OBJECTIVE = Repeat every entry word for word, but leave the images out of your copy.

Data entries =

•••

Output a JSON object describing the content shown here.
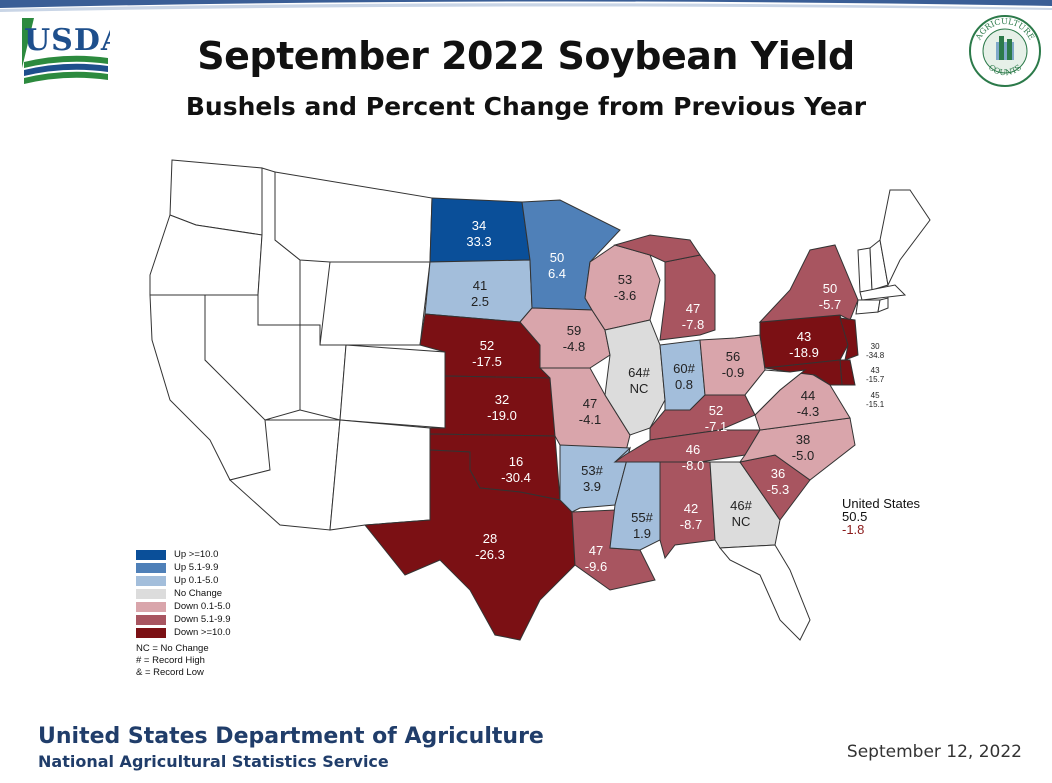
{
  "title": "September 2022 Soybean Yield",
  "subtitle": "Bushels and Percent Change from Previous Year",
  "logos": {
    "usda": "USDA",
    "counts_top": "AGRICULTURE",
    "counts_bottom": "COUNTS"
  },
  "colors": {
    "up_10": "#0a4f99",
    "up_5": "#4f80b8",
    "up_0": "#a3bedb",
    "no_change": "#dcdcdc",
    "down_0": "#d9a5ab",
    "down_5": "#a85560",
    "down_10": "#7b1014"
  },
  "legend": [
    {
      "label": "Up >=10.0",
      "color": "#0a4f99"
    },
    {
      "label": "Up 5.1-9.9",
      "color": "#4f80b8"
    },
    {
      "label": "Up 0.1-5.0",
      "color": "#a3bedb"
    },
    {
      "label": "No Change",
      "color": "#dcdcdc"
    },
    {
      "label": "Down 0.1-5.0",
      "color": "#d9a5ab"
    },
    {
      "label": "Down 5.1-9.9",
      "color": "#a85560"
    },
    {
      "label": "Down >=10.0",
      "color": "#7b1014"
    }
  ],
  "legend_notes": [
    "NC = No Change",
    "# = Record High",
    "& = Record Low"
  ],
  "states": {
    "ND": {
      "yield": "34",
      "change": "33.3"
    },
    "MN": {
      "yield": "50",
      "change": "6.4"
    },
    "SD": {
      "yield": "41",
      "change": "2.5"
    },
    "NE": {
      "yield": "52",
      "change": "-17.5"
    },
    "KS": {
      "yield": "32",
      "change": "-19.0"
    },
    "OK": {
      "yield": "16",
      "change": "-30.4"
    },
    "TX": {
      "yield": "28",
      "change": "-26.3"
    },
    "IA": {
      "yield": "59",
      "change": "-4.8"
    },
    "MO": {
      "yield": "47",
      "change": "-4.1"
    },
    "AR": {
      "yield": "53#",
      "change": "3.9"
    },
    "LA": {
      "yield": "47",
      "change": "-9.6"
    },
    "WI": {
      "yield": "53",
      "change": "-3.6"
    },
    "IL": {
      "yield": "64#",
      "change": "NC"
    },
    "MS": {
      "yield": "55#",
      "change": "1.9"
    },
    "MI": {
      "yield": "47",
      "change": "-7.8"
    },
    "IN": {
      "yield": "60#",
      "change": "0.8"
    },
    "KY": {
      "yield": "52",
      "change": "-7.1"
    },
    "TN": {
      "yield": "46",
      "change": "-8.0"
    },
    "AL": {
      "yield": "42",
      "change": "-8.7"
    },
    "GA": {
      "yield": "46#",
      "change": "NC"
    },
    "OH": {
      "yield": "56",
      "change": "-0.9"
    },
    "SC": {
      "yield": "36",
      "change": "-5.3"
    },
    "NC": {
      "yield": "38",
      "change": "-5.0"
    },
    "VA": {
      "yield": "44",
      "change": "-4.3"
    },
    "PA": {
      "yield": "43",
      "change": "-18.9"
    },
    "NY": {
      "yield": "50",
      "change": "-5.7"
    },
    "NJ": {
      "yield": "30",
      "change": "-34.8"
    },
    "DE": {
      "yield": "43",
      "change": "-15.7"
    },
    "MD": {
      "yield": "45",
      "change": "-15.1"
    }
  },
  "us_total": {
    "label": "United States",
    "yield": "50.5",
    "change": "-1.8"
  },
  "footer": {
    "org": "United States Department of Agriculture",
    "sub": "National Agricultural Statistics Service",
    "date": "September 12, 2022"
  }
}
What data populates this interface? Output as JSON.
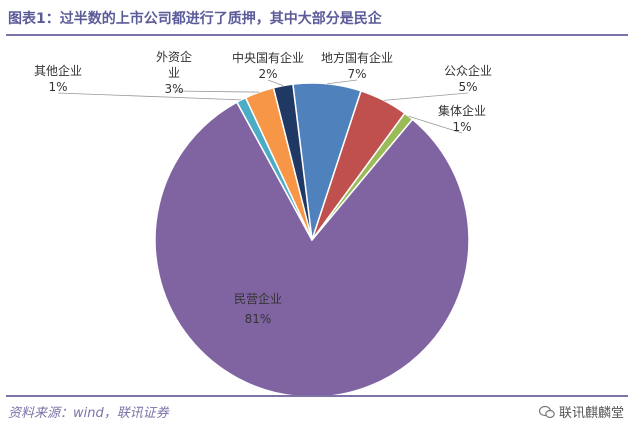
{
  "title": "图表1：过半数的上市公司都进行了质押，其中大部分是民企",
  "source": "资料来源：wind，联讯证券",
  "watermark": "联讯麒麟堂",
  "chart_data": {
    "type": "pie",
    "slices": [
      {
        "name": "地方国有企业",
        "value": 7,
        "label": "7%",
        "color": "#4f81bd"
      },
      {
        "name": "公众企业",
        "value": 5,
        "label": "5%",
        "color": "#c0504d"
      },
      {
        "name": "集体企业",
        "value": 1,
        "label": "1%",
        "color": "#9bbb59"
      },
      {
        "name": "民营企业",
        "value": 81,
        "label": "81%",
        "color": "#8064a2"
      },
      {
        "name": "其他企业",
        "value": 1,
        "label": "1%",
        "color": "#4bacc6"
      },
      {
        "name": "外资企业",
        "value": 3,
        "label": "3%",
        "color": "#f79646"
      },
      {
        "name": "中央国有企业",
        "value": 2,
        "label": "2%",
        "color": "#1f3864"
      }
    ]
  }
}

•••

REPLY =
Output a JSON object describing the content shown here.
{
  "title": "September 2022 Soybean Yield",
  "subtitle": "Bushels and Percent Change from Previous Year",
  "logos": {
    "usda": "USDA",
    "counts_top": "AGRICULTURE",
    "counts_bottom": "COUNTS"
  },
  "colors": {
    "up_10": "#0a4f99",
    "up_5": "#4f80b8",
    "up_0": "#a3bedb",
    "no_change": "#dcdcdc",
    "down_0": "#d9a5ab",
    "down_5": "#a85560",
    "down_10": "#7b1014"
  },
  "legend": [
    {
      "label": "Up >=10.0",
      "color": "#0a4f99"
    },
    {
      "label": "Up 5.1-9.9",
      "color": "#4f80b8"
    },
    {
      "label": "Up 0.1-5.0",
      "color": "#a3bedb"
    },
    {
      "label": "No Change",
      "color": "#dcdcdc"
    },
    {
      "label": "Down 0.1-5.0",
      "color": "#d9a5ab"
    },
    {
      "label": "Down 5.1-9.9",
      "color": "#a85560"
    },
    {
      "label": "Down >=10.0",
      "color": "#7b1014"
    }
  ],
  "legend_notes": [
    "NC = No Change",
    "# = Record High",
    "& = Record Low"
  ],
  "states": {
    "ND": {
      "yield": "34",
      "change": "33.3"
    },
    "MN": {
      "yield": "50",
      "change": "6.4"
    },
    "SD": {
      "yield": "41",
      "change": "2.5"
    },
    "NE": {
      "yield": "52",
      "change": "-17.5"
    },
    "KS": {
      "yield": "32",
      "change": "-19.0"
    },
    "OK": {
      "yield": "16",
      "change": "-30.4"
    },
    "TX": {
      "yield": "28",
      "change": "-26.3"
    },
    "IA": {
      "yield": "59",
      "change": "-4.8"
    },
    "MO": {
      "yield": "47",
      "change": "-4.1"
    },
    "AR": {
      "yield": "53#",
      "change": "3.9"
    },
    "LA": {
      "yield": "47",
      "change": "-9.6"
    },
    "WI": {
      "yield": "53",
      "change": "-3.6"
    },
    "IL": {
      "yield": "64#",
      "change": "NC"
    },
    "MS": {
      "yield": "55#",
      "change": "1.9"
    },
    "MI": {
      "yield": "47",
      "change": "-7.8"
    },
    "IN": {
      "yield": "60#",
      "change": "0.8"
    },
    "KY": {
      "yield": "52",
      "change": "-7.1"
    },
    "TN": {
      "yield": "46",
      "change": "-8.0"
    },
    "AL": {
      "yield": "42",
      "change": "-8.7"
    },
    "GA": {
      "yield": "46#",
      "change": "NC"
    },
    "OH": {
      "yield": "56",
      "change": "-0.9"
    },
    "SC": {
      "yield": "36",
      "change": "-5.3"
    },
    "NC": {
      "yield": "38",
      "change": "-5.0"
    },
    "VA": {
      "yield": "44",
      "change": "-4.3"
    },
    "PA": {
      "yield": "43",
      "change": "-18.9"
    },
    "NY": {
      "yield": "50",
      "change": "-5.7"
    },
    "NJ": {
      "yield": "30",
      "change": "-34.8"
    },
    "DE": {
      "yield": "43",
      "change": "-15.7"
    },
    "MD": {
      "yield": "45",
      "change": "-15.1"
    }
  },
  "us_total": {
    "label": "United States",
    "yield": "50.5",
    "change": "-1.8"
  },
  "footer": {
    "org": "United States Department of Agriculture",
    "sub": "National Agricultural Statistics Service",
    "date": "September 12, 2022"
  }
}
What data populates this interface? Output as JSON.
{
  "title": "图表1：过半数的上市公司都进行了质押，其中大部分是民企",
  "source": "资料来源：wind，联讯证券",
  "watermark": "联讯麒麟堂",
  "chart_data": {
    "type": "pie",
    "slices": [
      {
        "name": "地方国有企业",
        "value": 7,
        "label": "7%",
        "color": "#4f81bd"
      },
      {
        "name": "公众企业",
        "value": 5,
        "label": "5%",
        "color": "#c0504d"
      },
      {
        "name": "集体企业",
        "value": 1,
        "label": "1%",
        "color": "#9bbb59"
      },
      {
        "name": "民营企业",
        "value": 81,
        "label": "81%",
        "color": "#8064a2"
      },
      {
        "name": "其他企业",
        "value": 1,
        "label": "1%",
        "color": "#4bacc6"
      },
      {
        "name": "外资企业",
        "value": 3,
        "label": "3%",
        "color": "#f79646"
      },
      {
        "name": "中央国有企业",
        "value": 2,
        "label": "2%",
        "color": "#1f3864"
      }
    ]
  }
}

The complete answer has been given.